**Stated problem:** Among the entries below, find the lines with "мероприятий" and copy them.

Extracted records
#####
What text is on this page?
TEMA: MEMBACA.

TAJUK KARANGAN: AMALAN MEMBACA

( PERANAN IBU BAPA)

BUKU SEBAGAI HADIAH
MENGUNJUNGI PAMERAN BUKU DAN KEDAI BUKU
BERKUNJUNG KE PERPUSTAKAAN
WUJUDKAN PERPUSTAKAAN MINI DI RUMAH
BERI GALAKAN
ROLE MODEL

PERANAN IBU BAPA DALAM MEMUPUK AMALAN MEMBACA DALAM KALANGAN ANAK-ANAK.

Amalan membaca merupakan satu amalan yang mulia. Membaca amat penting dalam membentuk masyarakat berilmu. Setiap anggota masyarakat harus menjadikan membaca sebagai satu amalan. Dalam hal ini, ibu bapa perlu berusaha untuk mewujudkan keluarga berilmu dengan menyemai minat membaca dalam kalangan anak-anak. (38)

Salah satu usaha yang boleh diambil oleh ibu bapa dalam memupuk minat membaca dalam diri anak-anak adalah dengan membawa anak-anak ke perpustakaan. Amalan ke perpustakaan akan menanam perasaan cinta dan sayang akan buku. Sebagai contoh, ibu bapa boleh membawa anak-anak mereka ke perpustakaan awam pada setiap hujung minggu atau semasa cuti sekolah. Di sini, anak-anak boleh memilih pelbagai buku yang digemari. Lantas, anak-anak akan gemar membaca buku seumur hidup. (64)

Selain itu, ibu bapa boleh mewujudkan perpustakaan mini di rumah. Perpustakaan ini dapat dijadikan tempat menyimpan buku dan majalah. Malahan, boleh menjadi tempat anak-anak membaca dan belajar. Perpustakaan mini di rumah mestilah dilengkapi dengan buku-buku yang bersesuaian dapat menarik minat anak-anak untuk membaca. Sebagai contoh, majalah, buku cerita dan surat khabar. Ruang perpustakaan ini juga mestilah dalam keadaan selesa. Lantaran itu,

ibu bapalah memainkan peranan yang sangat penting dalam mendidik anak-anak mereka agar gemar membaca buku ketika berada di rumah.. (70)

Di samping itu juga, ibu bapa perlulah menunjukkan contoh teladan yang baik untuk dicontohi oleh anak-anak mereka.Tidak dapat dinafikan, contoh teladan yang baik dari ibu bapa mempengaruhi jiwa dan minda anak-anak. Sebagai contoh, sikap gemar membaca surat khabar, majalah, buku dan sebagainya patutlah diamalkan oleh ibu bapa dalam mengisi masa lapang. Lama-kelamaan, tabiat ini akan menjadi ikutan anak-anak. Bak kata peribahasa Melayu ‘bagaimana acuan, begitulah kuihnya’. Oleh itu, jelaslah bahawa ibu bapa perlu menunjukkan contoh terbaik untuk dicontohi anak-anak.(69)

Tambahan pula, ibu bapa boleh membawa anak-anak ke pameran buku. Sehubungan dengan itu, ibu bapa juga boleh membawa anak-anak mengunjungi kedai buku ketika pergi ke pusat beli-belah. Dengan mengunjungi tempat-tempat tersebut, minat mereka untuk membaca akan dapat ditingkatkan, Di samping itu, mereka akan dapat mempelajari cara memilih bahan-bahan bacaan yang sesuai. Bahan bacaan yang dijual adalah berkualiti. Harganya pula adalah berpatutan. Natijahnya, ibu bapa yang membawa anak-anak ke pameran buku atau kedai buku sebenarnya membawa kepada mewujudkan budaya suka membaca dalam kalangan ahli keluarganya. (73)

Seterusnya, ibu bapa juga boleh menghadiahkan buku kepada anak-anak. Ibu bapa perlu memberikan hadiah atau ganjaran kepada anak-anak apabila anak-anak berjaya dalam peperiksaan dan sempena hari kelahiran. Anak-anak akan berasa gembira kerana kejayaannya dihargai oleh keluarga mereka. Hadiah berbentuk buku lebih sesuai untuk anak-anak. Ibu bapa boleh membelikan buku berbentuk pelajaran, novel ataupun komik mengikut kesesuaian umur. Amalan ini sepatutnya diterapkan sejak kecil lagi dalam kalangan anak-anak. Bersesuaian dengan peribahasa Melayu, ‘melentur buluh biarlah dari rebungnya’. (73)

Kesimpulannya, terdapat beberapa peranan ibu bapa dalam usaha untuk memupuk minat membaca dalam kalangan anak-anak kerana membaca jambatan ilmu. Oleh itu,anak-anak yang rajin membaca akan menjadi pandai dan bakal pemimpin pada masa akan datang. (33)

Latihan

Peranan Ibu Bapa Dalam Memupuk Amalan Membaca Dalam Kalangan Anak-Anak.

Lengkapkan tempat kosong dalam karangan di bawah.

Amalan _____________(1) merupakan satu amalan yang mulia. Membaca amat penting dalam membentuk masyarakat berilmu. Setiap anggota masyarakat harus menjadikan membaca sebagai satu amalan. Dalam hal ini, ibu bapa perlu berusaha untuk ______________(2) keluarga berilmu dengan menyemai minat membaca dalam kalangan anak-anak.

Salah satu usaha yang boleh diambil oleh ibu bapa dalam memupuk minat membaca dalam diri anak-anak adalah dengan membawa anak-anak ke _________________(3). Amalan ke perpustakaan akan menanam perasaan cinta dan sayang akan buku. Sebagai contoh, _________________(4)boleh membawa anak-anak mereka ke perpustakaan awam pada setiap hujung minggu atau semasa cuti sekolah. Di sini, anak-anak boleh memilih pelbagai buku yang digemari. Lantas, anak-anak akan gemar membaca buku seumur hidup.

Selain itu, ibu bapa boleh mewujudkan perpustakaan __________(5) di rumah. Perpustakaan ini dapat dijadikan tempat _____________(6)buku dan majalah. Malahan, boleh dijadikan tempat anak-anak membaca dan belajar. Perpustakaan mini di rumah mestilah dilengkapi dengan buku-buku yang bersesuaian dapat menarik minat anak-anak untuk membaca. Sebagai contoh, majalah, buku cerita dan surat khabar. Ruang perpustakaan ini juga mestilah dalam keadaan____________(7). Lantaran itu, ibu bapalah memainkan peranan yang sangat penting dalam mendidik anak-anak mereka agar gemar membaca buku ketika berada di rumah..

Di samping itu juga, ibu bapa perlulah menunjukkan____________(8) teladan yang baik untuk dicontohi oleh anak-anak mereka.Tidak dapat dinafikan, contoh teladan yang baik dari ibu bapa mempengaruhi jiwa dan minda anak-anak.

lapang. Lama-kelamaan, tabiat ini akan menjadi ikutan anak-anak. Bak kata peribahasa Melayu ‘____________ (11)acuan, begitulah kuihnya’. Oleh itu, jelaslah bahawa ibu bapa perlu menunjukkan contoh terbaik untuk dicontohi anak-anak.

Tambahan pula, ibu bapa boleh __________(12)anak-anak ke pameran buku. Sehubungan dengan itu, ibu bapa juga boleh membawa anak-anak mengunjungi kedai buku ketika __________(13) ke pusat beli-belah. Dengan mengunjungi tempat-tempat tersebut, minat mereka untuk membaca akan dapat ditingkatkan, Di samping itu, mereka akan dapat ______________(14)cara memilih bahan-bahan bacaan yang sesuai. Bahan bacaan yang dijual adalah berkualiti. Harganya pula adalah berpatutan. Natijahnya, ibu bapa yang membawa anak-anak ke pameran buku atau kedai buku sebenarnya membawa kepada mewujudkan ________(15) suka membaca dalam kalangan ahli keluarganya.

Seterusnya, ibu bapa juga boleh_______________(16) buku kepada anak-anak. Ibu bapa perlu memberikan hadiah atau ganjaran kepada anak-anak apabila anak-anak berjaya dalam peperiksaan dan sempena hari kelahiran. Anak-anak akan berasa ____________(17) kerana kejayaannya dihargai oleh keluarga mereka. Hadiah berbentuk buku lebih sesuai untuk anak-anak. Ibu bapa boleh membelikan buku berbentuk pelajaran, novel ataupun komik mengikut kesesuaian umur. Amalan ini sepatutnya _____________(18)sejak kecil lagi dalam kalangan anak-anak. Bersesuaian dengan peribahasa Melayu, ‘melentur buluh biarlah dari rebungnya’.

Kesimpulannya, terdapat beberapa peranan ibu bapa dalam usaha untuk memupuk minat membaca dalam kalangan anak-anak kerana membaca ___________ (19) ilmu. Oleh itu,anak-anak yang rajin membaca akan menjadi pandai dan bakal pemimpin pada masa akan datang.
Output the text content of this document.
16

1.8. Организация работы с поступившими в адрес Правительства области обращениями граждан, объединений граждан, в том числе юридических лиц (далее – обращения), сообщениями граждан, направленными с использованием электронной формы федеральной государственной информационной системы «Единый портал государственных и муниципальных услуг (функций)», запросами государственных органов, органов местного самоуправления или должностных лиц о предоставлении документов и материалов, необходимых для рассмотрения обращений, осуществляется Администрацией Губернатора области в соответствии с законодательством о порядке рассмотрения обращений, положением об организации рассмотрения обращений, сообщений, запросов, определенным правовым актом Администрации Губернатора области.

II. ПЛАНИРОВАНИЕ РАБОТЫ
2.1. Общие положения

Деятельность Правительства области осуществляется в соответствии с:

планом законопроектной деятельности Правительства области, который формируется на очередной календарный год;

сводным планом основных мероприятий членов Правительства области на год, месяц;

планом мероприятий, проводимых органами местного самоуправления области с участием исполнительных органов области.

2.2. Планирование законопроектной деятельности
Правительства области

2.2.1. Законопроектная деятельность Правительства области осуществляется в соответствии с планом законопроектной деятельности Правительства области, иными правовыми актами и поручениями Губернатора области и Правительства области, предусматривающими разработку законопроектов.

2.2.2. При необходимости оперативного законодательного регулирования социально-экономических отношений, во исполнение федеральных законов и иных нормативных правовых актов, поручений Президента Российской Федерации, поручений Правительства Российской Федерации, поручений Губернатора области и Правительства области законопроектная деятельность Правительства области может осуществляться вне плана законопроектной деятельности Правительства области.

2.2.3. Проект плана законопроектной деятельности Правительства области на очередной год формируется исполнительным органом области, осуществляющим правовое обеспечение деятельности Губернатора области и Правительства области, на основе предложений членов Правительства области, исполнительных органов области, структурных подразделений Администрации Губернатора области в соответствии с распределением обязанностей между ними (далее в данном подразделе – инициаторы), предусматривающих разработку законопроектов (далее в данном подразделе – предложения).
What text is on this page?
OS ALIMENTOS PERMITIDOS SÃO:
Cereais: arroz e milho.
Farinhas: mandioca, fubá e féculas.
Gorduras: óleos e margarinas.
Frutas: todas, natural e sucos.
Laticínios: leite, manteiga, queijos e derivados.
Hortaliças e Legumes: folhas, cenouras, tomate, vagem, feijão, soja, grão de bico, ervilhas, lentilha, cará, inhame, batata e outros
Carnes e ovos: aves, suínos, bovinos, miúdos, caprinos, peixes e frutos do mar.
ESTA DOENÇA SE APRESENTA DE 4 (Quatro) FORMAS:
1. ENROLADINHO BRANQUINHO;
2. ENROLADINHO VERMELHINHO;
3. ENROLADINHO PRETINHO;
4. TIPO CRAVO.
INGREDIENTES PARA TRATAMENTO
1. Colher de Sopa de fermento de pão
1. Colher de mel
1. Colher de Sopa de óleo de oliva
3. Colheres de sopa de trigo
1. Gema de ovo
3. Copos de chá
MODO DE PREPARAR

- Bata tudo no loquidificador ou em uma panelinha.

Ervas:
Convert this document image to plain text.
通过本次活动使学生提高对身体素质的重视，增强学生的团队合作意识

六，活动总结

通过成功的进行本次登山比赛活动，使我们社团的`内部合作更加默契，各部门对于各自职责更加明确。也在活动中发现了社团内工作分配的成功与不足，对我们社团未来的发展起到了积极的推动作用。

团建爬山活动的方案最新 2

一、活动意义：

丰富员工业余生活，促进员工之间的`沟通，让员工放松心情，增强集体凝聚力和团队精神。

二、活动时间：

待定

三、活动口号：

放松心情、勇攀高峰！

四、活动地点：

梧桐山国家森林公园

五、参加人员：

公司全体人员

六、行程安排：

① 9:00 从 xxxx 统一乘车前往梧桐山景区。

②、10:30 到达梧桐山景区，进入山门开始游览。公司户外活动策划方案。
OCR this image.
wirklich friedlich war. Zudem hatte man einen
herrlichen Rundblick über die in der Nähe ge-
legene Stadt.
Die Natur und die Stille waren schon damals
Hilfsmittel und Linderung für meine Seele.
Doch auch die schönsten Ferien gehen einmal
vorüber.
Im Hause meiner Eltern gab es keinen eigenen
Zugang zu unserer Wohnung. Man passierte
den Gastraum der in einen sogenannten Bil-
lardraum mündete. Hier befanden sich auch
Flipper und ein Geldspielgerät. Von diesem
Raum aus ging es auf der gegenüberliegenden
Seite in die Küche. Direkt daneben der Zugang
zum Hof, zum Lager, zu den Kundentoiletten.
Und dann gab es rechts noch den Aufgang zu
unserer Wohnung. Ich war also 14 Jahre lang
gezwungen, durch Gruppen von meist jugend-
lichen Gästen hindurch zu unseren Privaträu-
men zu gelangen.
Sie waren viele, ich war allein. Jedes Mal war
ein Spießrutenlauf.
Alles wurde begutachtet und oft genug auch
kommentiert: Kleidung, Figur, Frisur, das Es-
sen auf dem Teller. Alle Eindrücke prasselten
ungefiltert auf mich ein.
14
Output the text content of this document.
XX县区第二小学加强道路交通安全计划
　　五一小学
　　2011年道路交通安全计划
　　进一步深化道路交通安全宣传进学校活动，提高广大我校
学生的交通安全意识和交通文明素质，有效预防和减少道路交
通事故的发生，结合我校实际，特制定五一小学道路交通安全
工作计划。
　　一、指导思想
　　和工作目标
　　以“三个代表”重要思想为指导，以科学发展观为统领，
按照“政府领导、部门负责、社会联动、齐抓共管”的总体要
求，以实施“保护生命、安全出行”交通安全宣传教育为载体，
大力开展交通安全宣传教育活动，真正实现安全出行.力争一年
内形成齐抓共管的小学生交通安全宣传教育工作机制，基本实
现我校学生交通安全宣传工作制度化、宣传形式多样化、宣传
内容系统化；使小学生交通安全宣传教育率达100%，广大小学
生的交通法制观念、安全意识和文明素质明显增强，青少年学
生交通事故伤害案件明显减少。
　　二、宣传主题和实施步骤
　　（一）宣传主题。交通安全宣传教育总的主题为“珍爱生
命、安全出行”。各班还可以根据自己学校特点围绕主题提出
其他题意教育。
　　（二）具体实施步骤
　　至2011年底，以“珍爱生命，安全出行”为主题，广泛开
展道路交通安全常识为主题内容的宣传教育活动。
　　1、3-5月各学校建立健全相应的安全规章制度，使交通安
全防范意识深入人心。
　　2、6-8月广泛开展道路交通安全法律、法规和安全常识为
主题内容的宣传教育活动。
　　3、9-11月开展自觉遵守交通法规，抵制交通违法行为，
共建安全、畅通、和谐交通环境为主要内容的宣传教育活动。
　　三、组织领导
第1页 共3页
#####
**Result:**
сводным планом основных мероприятий членов Правительства области на год, месяц;
планом мероприятий, проводимых органами местного самоуправления области с участием исполнительных органов области.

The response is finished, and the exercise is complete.